┏━━
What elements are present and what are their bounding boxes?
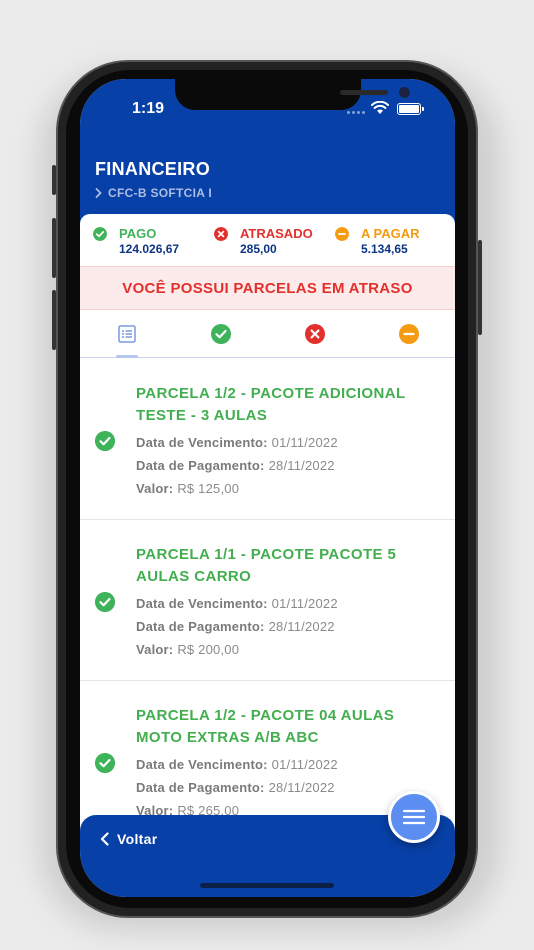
tab-late[interactable] xyxy=(268,310,361,358)
tab-paid[interactable] xyxy=(174,310,267,358)
due-date-label: Data de Vencimento: xyxy=(136,435,268,450)
check-circle-icon xyxy=(210,324,231,344)
summary-late-value: 285,00 xyxy=(240,242,277,256)
due-date-label: Data de Vencimento: xyxy=(136,757,268,772)
payment-date-value: 28/11/2022 xyxy=(268,619,335,634)
minus-circle-icon xyxy=(398,324,419,344)
power-button xyxy=(478,240,482,335)
check-circle-icon xyxy=(95,431,115,451)
cellular-signal-icon xyxy=(347,111,367,114)
installments-list[interactable]: PARCELA 1/2 - PACOTE ADICIONAL TESTE - 3… xyxy=(80,359,455,842)
check-circle-icon xyxy=(93,227,107,241)
chevron-left-icon xyxy=(100,832,109,846)
payment-date-row: Data de Pagamento: 28/11/2022 xyxy=(136,780,335,795)
amount-label: Valor: xyxy=(136,642,174,657)
wifi-icon xyxy=(371,101,389,114)
volume-up-button xyxy=(52,218,56,278)
device-notch xyxy=(175,79,410,110)
due-date-row: Data de Vencimento: 01/11/2022 xyxy=(136,757,338,772)
x-circle-icon xyxy=(304,324,325,344)
check-circle-icon xyxy=(95,753,115,773)
breadcrumb-label: CFC-B SOFTCIA I xyxy=(108,186,213,200)
app-screen: 1:19 FINANCEIRO CFC-B SOFTCIA I PAGO 124… xyxy=(80,79,455,897)
installment-title: PARCELA 1/2 - PACOTE ADICIONAL TESTE - 3… xyxy=(136,385,406,424)
payment-date-row: Data de Pagamento: 28/11/2022 xyxy=(136,458,335,473)
amount-value: R$ 125,00 xyxy=(177,481,240,496)
payment-date-label: Data de Pagamento: xyxy=(136,780,265,795)
summary-pending-label: A PAGAR xyxy=(361,226,420,241)
front-camera xyxy=(399,87,410,98)
list-item[interactable]: PARCELA 1/2 - PACOTE ADICIONAL TESTE - 3… xyxy=(80,359,455,520)
overdue-alert: VOCÊ POSSUI PARCELAS EM ATRASO xyxy=(80,266,455,310)
silent-switch xyxy=(52,165,56,195)
check-circle-icon xyxy=(95,592,115,612)
chevron-right-icon xyxy=(95,188,102,198)
list-icon xyxy=(117,325,136,343)
summary-paid-value: 124.026,67 xyxy=(119,242,180,256)
due-date-row: Data de Vencimento: 01/11/2022 xyxy=(136,435,338,450)
payment-date-value: 28/11/2022 xyxy=(268,458,335,473)
hamburger-menu-icon xyxy=(403,809,425,825)
back-button[interactable]: Voltar xyxy=(100,831,157,847)
due-date-value: 01/11/2022 xyxy=(271,435,338,450)
minus-circle-icon xyxy=(335,227,349,241)
tab-pending[interactable] xyxy=(362,310,455,358)
amount-label: Valor: xyxy=(136,481,174,496)
amount-row: Valor: R$ 200,00 xyxy=(136,642,239,657)
summary-pending-value: 5.134,65 xyxy=(361,242,408,256)
battery-icon xyxy=(397,103,424,115)
summary-bar: PAGO 124.026,67 ATRASADO 285,00 A PAGAR … xyxy=(80,214,455,266)
menu-fab-button[interactable] xyxy=(388,791,440,843)
payment-date-label: Data de Pagamento: xyxy=(136,458,265,473)
filter-tabs xyxy=(80,310,455,358)
x-circle-icon xyxy=(214,227,228,241)
amount-value: R$ 200,00 xyxy=(177,642,240,657)
earpiece-speaker xyxy=(340,90,388,95)
due-date-value: 01/11/2022 xyxy=(271,757,338,772)
back-label: Voltar xyxy=(117,831,158,847)
amount-row: Valor: R$ 125,00 xyxy=(136,481,239,496)
selected-tab-indicator xyxy=(116,355,138,358)
home-indicator xyxy=(200,883,334,888)
breadcrumb[interactable]: CFC-B SOFTCIA I xyxy=(95,186,212,200)
payment-date-value: 28/11/2022 xyxy=(268,780,335,795)
status-time: 1:19 xyxy=(132,100,165,117)
list-item[interactable]: PARCELA 1/1 - PACOTE PACOTE 5 AULAS CARR… xyxy=(80,520,455,681)
due-date-row: Data de Vencimento: 01/11/2022 xyxy=(136,596,338,611)
installment-title: PARCELA 1/2 - PACOTE 04 AULAS MOTO EXTRA… xyxy=(136,707,395,746)
installment-title: PARCELA 1/1 - PACOTE PACOTE 5 AULAS CARR… xyxy=(136,546,397,585)
tab-all[interactable] xyxy=(80,310,173,358)
due-date-label: Data de Vencimento: xyxy=(136,596,268,611)
summary-paid-label: PAGO xyxy=(119,226,157,241)
summary-late-label: ATRASADO xyxy=(240,226,313,241)
payment-date-row: Data de Pagamento: 28/11/2022 xyxy=(136,619,335,634)
volume-down-button xyxy=(52,290,56,350)
page-title: FINANCEIRO xyxy=(95,159,210,179)
payment-date-label: Data de Pagamento: xyxy=(136,619,265,634)
due-date-value: 01/11/2022 xyxy=(271,596,338,611)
┗━━
[What you will do]:
Please reproduce all of the material above word for word, leaving out any pictures.

[Expected answer]:
What elements are present and what are their bounding boxes?
tab-late[interactable] xyxy=(268,310,361,358)
tab-paid[interactable] xyxy=(174,310,267,358)
due-date-label: Data de Vencimento: xyxy=(136,435,268,450)
check-circle-icon xyxy=(210,324,231,344)
summary-late-value: 285,00 xyxy=(240,242,277,256)
due-date-label: Data de Vencimento: xyxy=(136,757,268,772)
payment-date-value: 28/11/2022 xyxy=(268,619,335,634)
minus-circle-icon xyxy=(398,324,419,344)
power-button xyxy=(478,240,482,335)
check-circle-icon xyxy=(95,431,115,451)
cellular-signal-icon xyxy=(347,111,367,114)
installments-list[interactable]: PARCELA 1/2 - PACOTE ADICIONAL TESTE - 3… xyxy=(80,359,455,842)
check-circle-icon xyxy=(93,227,107,241)
chevron-left-icon xyxy=(100,832,109,846)
payment-date-row: Data de Pagamento: 28/11/2022 xyxy=(136,780,335,795)
amount-label: Valor: xyxy=(136,642,174,657)
wifi-icon xyxy=(371,101,389,114)
volume-up-button xyxy=(52,218,56,278)
device-notch xyxy=(175,79,410,110)
due-date-row: Data de Vencimento: 01/11/2022 xyxy=(136,757,338,772)
x-circle-icon xyxy=(304,324,325,344)
check-circle-icon xyxy=(95,753,115,773)
breadcrumb-label: CFC-B SOFTCIA I xyxy=(108,186,213,200)
app-screen: 1:19 FINANCEIRO CFC-B SOFTCIA I PAGO 124… xyxy=(80,79,455,897)
installment-title: PARCELA 1/2 - PACOTE ADICIONAL TESTE - 3… xyxy=(136,385,406,424)
payment-date-row: Data de Pagamento: 28/11/2022 xyxy=(136,458,335,473)
amount-value: R$ 125,00 xyxy=(177,481,240,496)
payment-date-label: Data de Pagamento: xyxy=(136,780,265,795)
summary-pending-label: A PAGAR xyxy=(361,226,420,241)
front-camera xyxy=(399,87,410,98)
list-item[interactable]: PARCELA 1/2 - PACOTE ADICIONAL TESTE - 3… xyxy=(80,359,455,520)
overdue-alert: VOCÊ POSSUI PARCELAS EM ATRASO xyxy=(80,266,455,310)
silent-switch xyxy=(52,165,56,195)
check-circle-icon xyxy=(95,592,115,612)
chevron-right-icon xyxy=(95,188,102,198)
list-icon xyxy=(117,325,136,343)
summary-paid-value: 124.026,67 xyxy=(119,242,180,256)
due-date-row: Data de Vencimento: 01/11/2022 xyxy=(136,435,338,450)
payment-date-value: 28/11/2022 xyxy=(268,458,335,473)
hamburger-menu-icon xyxy=(403,809,425,825)
back-button[interactable]: Voltar xyxy=(100,831,157,847)
due-date-value: 01/11/2022 xyxy=(271,435,338,450)
minus-circle-icon xyxy=(335,227,349,241)
tab-pending[interactable] xyxy=(362,310,455,358)
amount-label: Valor: xyxy=(136,481,174,496)
amount-row: Valor: R$ 200,00 xyxy=(136,642,239,657)
summary-pending-value: 5.134,65 xyxy=(361,242,408,256)
battery-icon xyxy=(397,103,424,115)
summary-bar: PAGO 124.026,67 ATRASADO 285,00 A PAGAR … xyxy=(80,214,455,266)
menu-fab-button[interactable] xyxy=(388,791,440,843)
payment-date-label: Data de Pagamento: xyxy=(136,458,265,473)
filter-tabs xyxy=(80,310,455,358)
x-circle-icon xyxy=(214,227,228,241)
amount-value: R$ 200,00 xyxy=(177,642,240,657)
earpiece-speaker xyxy=(340,90,388,95)
due-date-value: 01/11/2022 xyxy=(271,757,338,772)
back-label: Voltar xyxy=(117,831,158,847)
amount-row: Valor: R$ 125,00 xyxy=(136,481,239,496)
selected-tab-indicator xyxy=(116,355,138,358)
home-indicator xyxy=(200,883,334,888)
breadcrumb[interactable]: CFC-B SOFTCIA I xyxy=(95,186,212,200)
payment-date-value: 28/11/2022 xyxy=(268,780,335,795)
status-time: 1:19 xyxy=(132,100,165,117)
list-item[interactable]: PARCELA 1/1 - PACOTE PACOTE 5 AULAS CARR… xyxy=(80,520,455,681)
due-date-row: Data de Vencimento: 01/11/2022 xyxy=(136,596,338,611)
installment-title: PARCELA 1/2 - PACOTE 04 AULAS MOTO EXTRA… xyxy=(136,707,395,746)
installment-title: PARCELA 1/1 - PACOTE PACOTE 5 AULAS CARR… xyxy=(136,546,397,585)
tab-all[interactable] xyxy=(80,310,173,358)
due-date-label: Data de Vencimento: xyxy=(136,596,268,611)
summary-paid-label: PAGO xyxy=(119,226,157,241)
summary-late-label: ATRASADO xyxy=(240,226,313,241)
payment-date-row: Data de Pagamento: 28/11/2022 xyxy=(136,619,335,634)
volume-down-button xyxy=(52,290,56,350)
page-title: FINANCEIRO xyxy=(95,159,210,179)
payment-date-label: Data de Pagamento: xyxy=(136,619,265,634)
due-date-value: 01/11/2022 xyxy=(271,596,338,611)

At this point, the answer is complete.